Material provided:

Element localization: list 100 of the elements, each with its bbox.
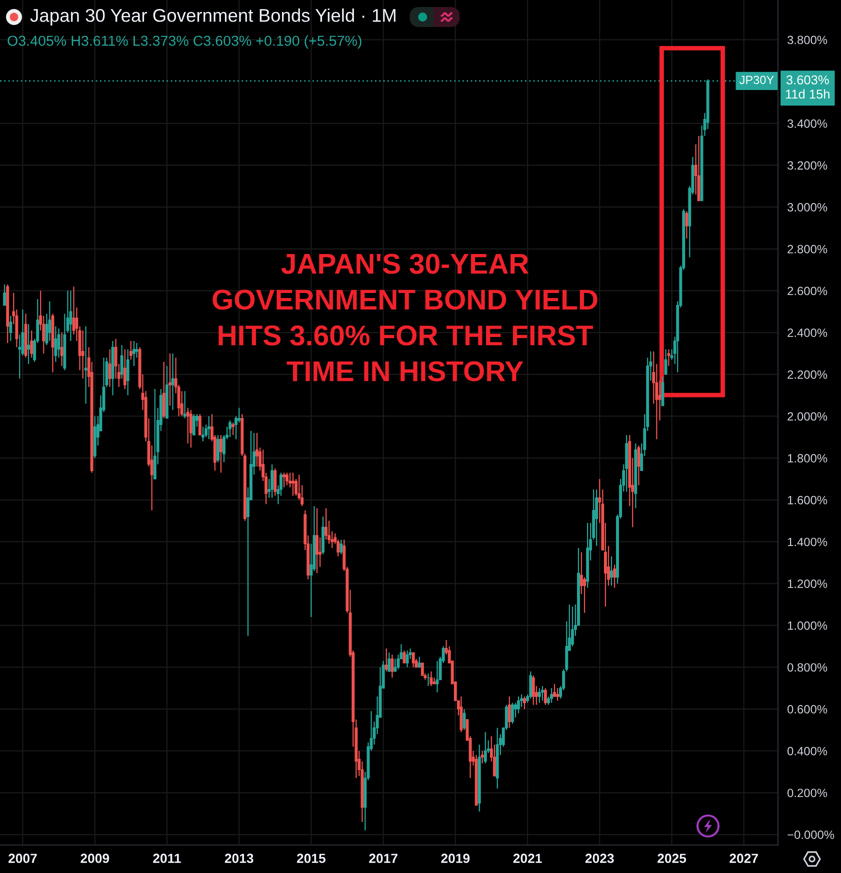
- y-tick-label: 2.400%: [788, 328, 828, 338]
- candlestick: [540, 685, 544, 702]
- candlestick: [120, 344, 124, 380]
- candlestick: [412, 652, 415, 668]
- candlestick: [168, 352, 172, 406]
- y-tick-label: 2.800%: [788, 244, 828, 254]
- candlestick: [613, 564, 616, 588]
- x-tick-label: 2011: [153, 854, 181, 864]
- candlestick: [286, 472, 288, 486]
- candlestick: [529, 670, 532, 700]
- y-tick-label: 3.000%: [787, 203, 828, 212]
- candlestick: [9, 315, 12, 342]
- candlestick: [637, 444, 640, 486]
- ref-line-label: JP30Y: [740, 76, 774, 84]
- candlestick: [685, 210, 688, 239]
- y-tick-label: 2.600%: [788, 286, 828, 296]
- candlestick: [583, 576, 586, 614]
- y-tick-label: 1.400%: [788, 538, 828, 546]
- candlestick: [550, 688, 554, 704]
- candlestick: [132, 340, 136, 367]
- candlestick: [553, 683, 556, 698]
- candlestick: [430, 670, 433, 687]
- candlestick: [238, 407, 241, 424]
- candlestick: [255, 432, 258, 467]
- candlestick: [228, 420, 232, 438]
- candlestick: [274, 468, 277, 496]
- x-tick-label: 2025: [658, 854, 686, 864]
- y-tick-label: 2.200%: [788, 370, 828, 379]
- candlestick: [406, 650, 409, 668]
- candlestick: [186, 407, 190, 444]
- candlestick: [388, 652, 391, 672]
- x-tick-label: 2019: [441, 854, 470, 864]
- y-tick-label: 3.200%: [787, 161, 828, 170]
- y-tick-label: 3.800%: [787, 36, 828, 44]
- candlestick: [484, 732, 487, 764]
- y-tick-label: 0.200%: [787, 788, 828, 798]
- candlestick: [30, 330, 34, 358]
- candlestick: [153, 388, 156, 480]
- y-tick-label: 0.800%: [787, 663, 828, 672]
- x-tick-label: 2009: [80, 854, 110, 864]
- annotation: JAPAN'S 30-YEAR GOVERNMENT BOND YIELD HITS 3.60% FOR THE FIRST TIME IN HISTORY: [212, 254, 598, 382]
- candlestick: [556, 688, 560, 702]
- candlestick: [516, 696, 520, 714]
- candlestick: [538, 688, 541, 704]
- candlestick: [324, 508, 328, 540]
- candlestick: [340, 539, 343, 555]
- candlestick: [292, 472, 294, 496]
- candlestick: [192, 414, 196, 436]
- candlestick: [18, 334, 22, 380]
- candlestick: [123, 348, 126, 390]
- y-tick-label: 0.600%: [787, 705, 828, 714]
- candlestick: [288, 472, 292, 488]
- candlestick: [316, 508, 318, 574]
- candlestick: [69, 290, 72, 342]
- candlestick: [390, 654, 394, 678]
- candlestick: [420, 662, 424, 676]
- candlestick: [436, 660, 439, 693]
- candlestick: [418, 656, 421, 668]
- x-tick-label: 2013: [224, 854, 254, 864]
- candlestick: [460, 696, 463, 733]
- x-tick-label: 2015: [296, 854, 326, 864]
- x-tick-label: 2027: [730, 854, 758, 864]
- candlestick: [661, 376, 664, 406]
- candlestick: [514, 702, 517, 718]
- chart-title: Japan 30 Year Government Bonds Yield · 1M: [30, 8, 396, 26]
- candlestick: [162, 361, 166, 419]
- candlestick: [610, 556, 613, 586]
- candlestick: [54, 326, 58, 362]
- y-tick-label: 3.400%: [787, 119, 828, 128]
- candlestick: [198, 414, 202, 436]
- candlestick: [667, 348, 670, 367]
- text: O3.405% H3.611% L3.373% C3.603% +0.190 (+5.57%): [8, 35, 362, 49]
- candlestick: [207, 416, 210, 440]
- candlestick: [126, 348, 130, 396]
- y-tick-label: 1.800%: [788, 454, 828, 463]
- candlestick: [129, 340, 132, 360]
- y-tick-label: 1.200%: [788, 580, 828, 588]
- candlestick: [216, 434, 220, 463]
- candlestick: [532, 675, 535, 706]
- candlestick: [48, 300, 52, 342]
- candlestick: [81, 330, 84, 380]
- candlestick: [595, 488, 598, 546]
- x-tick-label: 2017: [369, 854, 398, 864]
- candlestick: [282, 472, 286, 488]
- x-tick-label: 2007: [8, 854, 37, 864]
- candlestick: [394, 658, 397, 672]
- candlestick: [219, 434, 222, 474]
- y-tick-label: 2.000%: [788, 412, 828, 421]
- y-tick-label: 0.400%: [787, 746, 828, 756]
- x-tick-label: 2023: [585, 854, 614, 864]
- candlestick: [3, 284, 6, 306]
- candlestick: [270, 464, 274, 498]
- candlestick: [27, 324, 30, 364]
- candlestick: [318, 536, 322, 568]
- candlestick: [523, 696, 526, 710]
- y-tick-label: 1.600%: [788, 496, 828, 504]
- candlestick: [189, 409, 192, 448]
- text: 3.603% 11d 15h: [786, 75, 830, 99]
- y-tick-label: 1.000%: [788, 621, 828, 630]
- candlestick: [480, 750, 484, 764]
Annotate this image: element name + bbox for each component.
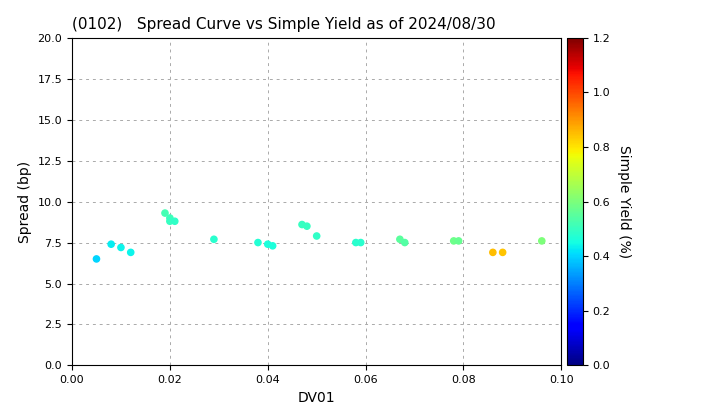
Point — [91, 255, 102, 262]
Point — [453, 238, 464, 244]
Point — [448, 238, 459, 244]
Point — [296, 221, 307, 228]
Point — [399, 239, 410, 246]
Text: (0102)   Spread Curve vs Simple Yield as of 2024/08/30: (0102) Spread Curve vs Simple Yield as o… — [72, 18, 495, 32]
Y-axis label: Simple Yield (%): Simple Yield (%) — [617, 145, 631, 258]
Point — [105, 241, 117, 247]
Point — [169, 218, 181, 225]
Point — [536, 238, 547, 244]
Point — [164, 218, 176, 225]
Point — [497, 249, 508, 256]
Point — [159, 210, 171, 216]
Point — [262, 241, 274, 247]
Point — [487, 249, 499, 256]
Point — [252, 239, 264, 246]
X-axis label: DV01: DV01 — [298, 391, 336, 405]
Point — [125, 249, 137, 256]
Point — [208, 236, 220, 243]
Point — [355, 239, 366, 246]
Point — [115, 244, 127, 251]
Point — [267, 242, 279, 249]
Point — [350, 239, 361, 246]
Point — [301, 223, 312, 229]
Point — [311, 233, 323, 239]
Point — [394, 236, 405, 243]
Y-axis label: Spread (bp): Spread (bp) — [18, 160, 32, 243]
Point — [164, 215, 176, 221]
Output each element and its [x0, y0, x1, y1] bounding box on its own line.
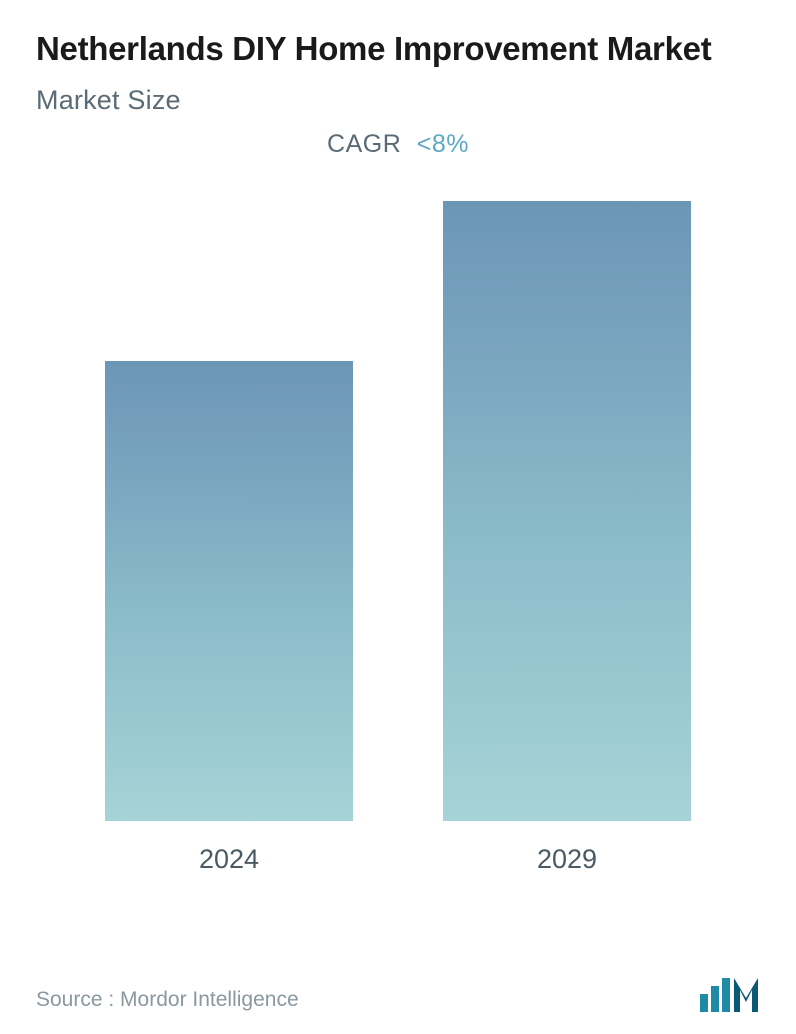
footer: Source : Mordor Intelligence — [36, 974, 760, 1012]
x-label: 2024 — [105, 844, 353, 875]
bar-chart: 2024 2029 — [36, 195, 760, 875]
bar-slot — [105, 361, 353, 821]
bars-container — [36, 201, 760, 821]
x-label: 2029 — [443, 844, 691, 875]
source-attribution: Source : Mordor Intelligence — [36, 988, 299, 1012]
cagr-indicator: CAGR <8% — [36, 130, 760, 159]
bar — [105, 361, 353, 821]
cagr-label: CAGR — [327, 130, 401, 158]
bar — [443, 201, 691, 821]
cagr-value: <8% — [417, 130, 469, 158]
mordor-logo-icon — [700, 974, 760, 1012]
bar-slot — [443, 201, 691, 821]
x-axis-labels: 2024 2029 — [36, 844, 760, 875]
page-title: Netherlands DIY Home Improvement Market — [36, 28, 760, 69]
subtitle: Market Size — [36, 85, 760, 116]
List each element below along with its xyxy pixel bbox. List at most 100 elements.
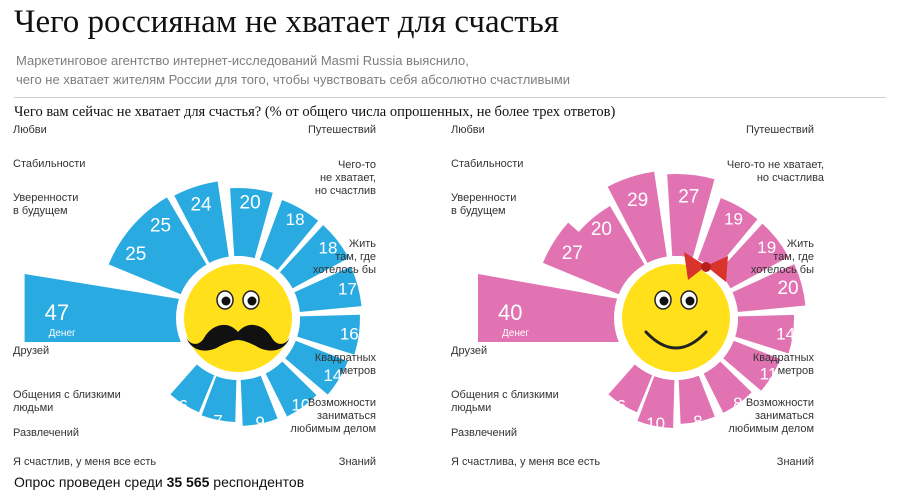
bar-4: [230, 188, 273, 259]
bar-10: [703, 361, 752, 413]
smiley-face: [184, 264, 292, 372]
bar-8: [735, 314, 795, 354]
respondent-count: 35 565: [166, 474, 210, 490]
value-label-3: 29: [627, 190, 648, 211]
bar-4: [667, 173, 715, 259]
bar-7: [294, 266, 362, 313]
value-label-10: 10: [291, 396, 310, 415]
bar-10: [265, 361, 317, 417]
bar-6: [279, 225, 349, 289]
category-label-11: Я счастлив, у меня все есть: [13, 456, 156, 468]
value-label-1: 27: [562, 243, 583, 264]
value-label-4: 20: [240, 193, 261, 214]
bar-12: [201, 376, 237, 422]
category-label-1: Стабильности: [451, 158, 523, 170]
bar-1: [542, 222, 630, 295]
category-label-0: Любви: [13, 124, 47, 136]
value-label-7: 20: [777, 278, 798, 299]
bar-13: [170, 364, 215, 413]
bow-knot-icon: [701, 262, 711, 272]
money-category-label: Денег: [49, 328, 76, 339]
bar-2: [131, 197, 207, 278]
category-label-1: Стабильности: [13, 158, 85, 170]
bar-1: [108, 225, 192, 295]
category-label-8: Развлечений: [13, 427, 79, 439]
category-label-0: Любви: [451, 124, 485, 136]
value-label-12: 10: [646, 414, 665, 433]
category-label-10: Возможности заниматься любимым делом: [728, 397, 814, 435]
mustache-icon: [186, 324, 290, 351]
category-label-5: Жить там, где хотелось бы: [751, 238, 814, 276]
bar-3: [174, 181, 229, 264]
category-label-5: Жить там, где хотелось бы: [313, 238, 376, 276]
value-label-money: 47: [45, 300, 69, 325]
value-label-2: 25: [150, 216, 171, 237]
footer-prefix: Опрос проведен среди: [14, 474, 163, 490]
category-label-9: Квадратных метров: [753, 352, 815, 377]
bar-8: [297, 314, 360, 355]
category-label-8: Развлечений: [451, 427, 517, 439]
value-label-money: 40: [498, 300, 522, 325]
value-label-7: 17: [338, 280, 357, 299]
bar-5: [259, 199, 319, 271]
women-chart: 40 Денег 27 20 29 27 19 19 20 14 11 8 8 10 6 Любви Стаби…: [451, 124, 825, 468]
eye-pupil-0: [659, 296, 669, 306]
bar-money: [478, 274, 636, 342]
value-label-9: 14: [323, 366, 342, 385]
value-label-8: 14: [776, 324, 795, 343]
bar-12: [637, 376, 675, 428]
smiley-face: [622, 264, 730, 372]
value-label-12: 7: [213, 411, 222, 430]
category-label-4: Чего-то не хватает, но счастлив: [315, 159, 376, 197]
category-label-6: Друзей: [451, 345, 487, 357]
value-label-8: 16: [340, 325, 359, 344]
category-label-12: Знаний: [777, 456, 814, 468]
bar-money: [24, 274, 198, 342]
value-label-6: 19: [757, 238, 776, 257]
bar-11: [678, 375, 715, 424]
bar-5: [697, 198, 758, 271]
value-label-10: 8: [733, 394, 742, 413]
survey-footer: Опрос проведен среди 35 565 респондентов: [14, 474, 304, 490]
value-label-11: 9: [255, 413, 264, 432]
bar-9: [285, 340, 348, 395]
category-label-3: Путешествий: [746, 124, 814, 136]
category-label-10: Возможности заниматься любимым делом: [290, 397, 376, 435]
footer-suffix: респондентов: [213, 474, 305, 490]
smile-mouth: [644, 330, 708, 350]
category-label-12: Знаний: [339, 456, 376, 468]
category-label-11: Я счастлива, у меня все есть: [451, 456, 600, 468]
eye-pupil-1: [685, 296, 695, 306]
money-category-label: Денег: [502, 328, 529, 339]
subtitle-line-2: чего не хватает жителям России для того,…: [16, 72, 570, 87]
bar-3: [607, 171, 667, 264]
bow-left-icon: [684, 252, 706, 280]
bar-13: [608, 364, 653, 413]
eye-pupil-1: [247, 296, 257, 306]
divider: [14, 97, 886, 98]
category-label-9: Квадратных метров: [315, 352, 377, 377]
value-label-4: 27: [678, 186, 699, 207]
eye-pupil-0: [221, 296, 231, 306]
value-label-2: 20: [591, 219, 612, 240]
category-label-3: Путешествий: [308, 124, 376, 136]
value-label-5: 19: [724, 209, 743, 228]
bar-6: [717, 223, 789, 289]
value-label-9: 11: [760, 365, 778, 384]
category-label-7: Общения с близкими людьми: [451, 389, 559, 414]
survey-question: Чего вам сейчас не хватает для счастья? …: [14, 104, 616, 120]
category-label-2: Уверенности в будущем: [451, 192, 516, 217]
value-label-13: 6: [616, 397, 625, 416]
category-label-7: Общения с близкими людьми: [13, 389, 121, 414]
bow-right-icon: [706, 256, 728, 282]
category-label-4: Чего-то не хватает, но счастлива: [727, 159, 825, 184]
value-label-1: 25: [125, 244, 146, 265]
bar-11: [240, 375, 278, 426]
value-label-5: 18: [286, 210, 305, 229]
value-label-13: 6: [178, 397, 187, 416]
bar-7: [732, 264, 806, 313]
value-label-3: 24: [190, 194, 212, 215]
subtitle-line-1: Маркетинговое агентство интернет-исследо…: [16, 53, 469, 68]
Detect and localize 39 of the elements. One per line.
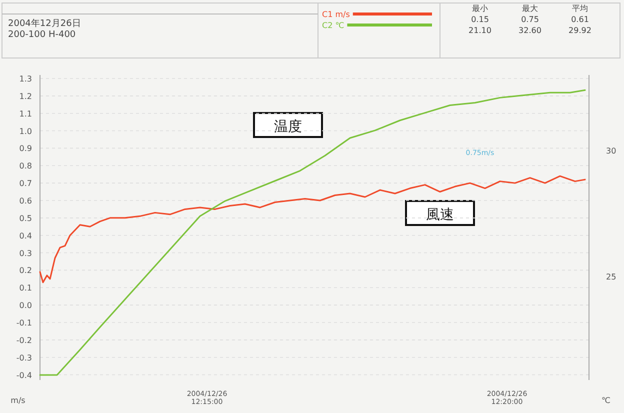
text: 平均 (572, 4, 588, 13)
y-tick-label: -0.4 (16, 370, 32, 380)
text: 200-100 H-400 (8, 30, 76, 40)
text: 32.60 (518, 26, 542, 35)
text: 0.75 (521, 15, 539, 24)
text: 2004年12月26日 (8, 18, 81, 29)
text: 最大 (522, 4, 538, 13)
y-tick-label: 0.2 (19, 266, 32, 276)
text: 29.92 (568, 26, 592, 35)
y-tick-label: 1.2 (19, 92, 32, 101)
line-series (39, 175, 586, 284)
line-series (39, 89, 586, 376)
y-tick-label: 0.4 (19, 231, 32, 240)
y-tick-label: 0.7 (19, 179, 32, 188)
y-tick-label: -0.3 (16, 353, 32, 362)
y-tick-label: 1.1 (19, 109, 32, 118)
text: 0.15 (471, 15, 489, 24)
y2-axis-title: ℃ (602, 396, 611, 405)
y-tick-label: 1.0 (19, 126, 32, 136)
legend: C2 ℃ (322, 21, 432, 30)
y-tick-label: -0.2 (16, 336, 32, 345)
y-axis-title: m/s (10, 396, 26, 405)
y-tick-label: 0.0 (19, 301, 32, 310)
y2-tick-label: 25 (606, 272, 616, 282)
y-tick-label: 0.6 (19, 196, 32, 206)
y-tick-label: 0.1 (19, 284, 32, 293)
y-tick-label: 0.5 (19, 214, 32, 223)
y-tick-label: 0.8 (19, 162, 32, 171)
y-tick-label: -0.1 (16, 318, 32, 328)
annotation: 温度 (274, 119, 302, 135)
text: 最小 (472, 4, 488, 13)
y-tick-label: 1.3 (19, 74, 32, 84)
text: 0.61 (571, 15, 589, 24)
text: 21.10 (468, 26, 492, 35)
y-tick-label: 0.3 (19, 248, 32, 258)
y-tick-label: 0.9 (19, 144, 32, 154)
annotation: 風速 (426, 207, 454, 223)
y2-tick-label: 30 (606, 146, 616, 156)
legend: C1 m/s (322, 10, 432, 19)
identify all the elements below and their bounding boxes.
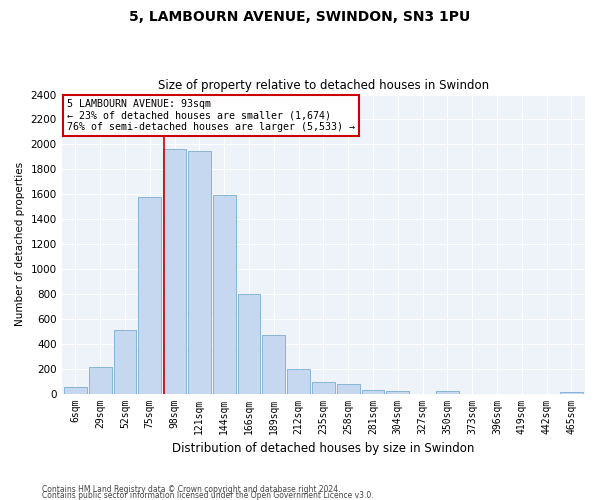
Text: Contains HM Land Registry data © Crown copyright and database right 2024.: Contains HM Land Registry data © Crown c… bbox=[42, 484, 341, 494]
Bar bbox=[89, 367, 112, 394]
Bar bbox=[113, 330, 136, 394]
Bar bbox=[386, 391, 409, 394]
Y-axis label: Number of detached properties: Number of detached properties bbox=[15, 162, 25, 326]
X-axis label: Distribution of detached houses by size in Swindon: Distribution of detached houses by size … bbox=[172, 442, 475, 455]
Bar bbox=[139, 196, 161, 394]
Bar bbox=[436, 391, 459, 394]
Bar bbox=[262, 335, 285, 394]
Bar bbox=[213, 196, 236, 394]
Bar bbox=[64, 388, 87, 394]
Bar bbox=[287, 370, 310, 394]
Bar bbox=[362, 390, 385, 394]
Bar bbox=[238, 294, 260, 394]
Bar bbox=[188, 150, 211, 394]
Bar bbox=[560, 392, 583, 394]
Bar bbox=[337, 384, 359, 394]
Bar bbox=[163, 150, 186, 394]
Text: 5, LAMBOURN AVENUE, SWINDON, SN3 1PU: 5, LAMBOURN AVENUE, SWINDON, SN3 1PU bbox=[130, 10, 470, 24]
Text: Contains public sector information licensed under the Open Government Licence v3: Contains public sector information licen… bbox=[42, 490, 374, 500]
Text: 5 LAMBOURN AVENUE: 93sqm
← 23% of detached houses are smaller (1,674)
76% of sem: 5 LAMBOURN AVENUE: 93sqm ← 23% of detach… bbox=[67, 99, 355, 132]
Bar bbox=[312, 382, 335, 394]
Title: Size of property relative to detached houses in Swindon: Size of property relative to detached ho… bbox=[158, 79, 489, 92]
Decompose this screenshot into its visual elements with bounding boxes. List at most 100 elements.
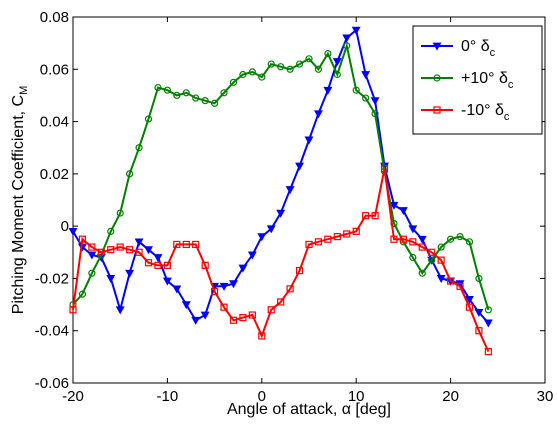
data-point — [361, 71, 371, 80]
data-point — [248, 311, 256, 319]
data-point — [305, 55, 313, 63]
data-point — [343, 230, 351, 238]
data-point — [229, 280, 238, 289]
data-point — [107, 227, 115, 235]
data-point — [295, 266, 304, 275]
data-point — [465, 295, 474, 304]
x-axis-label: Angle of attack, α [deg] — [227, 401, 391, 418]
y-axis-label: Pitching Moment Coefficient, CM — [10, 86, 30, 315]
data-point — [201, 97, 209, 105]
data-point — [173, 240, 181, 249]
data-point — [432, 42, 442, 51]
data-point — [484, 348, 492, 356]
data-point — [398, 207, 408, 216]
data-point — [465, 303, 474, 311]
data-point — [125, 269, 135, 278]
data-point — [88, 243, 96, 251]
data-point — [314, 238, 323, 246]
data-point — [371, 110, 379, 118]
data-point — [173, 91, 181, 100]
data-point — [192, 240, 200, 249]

Aim of the exercise:
Copy out the lines of the items above, from the line with "footer: Source : Mordor" to the line with "List each element", including both of those lines.

Answer below:
footer: Source : Mordor Intelligence — [36, 974, 760, 1012]
x-label: 2024 — [105, 844, 353, 875]
bar-chart: 2024 2029 — [36, 195, 760, 875]
bar-slot — [105, 361, 353, 821]
bars-container — [36, 201, 760, 821]
x-label: 2029 — [443, 844, 691, 875]
source-attribution: Source : Mordor Intelligence — [36, 988, 299, 1012]
cagr-indicator: CAGR <8% — [36, 130, 760, 159]
bar — [105, 361, 353, 821]
cagr-label: CAGR — [327, 130, 401, 158]
bar — [443, 201, 691, 821]
cagr-value: <8% — [417, 130, 469, 158]
mordor-logo-icon — [700, 974, 760, 1012]
bar-slot — [443, 201, 691, 821]
x-axis-labels: 2024 2029 — [36, 844, 760, 875]
page-title: Netherlands DIY Home Improvement Market — [36, 28, 760, 69]
subtitle: Market Size — [36, 85, 760, 116]
List each element below along with its xyxy pixel bbox. List at most 100 elements.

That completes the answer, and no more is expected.